Extracts from a graphics dataset:
————
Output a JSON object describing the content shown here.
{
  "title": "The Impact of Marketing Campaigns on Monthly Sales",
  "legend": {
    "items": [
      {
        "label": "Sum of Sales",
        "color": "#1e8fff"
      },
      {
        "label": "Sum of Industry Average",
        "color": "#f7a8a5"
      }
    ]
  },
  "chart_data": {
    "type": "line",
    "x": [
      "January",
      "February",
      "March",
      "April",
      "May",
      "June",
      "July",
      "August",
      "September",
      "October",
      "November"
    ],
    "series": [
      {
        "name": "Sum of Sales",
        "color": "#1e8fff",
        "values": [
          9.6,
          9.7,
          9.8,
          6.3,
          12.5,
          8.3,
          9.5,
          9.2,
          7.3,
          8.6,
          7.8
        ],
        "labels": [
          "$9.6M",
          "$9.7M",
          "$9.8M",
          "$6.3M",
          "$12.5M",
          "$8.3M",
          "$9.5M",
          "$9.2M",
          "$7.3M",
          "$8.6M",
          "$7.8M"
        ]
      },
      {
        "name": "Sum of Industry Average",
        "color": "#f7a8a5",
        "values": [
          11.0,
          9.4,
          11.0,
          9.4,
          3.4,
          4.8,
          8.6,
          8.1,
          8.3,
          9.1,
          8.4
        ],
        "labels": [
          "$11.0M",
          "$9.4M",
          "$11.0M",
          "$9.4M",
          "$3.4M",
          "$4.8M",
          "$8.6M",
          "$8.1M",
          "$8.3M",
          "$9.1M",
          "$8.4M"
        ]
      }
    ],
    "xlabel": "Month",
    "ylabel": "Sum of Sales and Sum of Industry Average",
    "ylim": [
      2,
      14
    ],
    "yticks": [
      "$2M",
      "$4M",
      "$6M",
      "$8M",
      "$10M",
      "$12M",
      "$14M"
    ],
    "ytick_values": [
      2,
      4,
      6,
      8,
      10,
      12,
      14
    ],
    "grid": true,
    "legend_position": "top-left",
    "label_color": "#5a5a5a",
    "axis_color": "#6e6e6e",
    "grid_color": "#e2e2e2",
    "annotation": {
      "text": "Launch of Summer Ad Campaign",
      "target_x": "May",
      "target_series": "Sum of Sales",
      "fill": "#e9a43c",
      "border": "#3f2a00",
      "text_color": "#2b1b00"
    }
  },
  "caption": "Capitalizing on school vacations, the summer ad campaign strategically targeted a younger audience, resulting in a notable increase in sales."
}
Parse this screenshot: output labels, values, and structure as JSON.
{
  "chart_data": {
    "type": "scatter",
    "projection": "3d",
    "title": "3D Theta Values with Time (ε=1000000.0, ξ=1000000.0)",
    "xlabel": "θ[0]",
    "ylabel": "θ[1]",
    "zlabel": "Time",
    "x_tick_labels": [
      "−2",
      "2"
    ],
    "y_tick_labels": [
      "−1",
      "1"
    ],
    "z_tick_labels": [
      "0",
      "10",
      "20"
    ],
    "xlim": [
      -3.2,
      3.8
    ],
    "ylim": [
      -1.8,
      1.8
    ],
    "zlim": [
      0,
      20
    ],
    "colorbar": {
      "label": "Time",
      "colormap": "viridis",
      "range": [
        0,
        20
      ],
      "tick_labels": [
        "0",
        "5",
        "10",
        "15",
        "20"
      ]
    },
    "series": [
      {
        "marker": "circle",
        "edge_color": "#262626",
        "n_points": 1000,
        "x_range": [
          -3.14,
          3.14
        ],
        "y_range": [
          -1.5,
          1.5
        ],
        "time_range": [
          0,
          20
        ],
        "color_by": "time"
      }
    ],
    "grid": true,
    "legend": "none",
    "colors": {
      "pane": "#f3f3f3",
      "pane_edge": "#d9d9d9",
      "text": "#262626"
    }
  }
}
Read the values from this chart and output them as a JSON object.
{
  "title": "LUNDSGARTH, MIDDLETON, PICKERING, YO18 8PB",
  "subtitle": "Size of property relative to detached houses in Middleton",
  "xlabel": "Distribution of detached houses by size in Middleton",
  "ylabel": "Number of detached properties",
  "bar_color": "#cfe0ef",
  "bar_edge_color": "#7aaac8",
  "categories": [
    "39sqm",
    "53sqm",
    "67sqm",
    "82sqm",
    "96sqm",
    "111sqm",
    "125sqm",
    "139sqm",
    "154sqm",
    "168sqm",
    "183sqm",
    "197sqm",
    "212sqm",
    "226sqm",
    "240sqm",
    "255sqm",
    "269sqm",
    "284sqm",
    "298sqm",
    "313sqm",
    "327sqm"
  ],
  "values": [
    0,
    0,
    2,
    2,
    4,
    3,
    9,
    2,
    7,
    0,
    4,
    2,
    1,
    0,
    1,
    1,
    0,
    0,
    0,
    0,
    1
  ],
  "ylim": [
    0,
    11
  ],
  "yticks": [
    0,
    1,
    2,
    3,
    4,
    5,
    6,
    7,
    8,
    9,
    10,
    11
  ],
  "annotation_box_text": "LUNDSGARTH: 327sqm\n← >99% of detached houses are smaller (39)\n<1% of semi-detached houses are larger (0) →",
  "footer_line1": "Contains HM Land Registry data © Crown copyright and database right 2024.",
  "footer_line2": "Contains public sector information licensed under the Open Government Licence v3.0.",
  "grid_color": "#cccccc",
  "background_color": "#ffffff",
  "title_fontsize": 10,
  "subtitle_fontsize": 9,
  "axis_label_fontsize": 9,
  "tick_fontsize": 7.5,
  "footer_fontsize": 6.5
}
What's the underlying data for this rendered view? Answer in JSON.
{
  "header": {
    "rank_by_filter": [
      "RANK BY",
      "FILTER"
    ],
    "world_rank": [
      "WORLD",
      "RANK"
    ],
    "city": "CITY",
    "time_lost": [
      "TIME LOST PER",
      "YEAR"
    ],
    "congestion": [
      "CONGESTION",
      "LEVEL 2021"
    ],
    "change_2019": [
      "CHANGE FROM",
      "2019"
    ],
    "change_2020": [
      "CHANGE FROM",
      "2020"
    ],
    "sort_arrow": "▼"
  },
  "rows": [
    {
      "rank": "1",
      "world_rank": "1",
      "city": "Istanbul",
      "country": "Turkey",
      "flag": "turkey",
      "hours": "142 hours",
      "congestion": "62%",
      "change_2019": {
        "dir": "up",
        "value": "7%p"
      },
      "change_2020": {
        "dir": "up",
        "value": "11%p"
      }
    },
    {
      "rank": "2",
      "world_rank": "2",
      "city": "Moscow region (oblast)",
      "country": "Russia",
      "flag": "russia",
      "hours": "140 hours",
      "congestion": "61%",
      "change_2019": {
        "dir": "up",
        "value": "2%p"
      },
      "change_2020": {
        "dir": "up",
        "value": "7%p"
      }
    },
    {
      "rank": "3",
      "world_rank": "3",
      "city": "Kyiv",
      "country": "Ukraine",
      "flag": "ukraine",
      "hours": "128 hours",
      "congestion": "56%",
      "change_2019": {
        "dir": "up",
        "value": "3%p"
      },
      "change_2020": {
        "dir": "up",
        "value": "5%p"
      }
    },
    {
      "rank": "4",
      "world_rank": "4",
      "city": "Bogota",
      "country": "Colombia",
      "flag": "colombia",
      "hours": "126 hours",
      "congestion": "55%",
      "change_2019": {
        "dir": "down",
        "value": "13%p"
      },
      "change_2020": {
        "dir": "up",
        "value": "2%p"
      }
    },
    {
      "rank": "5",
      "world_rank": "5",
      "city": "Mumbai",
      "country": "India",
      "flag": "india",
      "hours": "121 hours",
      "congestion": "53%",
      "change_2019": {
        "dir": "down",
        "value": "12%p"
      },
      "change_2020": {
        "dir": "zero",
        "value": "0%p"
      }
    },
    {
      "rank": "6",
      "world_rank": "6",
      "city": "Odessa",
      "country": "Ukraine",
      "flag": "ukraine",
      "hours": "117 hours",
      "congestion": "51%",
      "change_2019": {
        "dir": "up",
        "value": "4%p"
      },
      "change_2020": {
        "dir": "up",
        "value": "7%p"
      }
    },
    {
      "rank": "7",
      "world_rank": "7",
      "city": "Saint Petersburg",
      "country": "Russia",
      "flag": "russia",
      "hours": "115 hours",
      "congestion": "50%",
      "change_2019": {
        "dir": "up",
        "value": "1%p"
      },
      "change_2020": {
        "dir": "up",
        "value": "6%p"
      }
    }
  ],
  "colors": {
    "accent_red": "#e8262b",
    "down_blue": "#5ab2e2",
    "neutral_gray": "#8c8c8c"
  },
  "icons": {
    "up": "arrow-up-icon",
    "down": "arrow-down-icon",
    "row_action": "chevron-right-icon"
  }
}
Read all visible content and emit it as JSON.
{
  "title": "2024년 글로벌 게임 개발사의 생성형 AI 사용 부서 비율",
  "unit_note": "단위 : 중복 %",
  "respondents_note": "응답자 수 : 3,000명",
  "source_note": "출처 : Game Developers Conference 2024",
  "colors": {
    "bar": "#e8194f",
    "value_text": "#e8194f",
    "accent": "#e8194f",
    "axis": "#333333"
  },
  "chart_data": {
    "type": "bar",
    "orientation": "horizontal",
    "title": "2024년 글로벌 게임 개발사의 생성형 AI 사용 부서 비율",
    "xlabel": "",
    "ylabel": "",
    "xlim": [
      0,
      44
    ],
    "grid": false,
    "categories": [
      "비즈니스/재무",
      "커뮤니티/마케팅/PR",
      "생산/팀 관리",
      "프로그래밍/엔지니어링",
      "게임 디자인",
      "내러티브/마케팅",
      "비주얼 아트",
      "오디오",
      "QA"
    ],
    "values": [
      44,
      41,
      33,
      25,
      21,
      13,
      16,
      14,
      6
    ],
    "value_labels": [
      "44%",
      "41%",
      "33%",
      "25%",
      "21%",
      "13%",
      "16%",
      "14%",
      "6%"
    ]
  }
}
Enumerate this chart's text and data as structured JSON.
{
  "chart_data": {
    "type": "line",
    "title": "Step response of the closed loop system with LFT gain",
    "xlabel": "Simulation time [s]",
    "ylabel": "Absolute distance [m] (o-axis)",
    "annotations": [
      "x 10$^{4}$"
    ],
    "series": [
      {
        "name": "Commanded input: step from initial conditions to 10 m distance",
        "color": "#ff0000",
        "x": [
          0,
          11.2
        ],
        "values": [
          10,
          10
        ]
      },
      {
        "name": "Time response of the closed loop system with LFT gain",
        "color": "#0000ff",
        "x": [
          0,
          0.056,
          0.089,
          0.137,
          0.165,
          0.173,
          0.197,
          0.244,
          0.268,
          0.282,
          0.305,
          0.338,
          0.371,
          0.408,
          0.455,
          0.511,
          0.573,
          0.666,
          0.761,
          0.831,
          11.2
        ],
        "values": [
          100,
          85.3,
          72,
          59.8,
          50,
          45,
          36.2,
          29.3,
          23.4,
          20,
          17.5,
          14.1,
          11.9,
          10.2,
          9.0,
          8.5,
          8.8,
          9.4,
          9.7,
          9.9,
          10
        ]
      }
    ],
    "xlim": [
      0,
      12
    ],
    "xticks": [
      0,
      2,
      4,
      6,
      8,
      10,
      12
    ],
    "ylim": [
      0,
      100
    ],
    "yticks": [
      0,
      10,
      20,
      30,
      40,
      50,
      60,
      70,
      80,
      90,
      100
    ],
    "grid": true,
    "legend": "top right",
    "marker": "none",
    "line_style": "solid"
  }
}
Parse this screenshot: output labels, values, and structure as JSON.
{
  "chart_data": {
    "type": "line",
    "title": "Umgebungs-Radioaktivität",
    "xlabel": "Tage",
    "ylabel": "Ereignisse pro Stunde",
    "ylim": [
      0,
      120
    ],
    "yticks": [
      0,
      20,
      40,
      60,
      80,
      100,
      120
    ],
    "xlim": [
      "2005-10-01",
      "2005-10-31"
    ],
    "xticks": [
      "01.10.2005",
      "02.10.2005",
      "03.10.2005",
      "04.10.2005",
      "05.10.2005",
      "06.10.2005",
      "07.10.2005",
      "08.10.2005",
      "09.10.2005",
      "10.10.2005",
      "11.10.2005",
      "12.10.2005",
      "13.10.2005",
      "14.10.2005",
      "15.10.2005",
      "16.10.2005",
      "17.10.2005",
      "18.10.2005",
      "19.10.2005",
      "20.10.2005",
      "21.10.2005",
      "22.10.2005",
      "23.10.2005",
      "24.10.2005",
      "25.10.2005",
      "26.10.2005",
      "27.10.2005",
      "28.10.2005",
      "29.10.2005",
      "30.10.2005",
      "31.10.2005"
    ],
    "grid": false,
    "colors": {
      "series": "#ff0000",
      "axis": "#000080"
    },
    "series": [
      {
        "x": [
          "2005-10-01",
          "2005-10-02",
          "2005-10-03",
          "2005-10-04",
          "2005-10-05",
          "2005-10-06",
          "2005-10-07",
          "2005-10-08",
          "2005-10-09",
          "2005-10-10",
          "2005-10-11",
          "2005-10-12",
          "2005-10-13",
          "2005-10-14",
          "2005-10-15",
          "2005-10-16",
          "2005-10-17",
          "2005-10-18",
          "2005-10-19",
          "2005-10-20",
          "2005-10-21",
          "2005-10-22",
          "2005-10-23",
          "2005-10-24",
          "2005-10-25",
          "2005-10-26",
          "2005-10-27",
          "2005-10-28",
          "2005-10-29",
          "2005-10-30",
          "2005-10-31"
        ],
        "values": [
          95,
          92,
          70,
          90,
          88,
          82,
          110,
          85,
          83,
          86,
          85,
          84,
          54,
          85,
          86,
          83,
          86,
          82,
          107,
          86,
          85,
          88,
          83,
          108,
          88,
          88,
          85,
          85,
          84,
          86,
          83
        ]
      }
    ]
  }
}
————
Identify the lines above that contain the word "gain", then copy them.

#### Output for this task:
    "title": "Step response of the closed loop system with LFT gain",
        "name": "Time response of the closed loop system with LFT gain",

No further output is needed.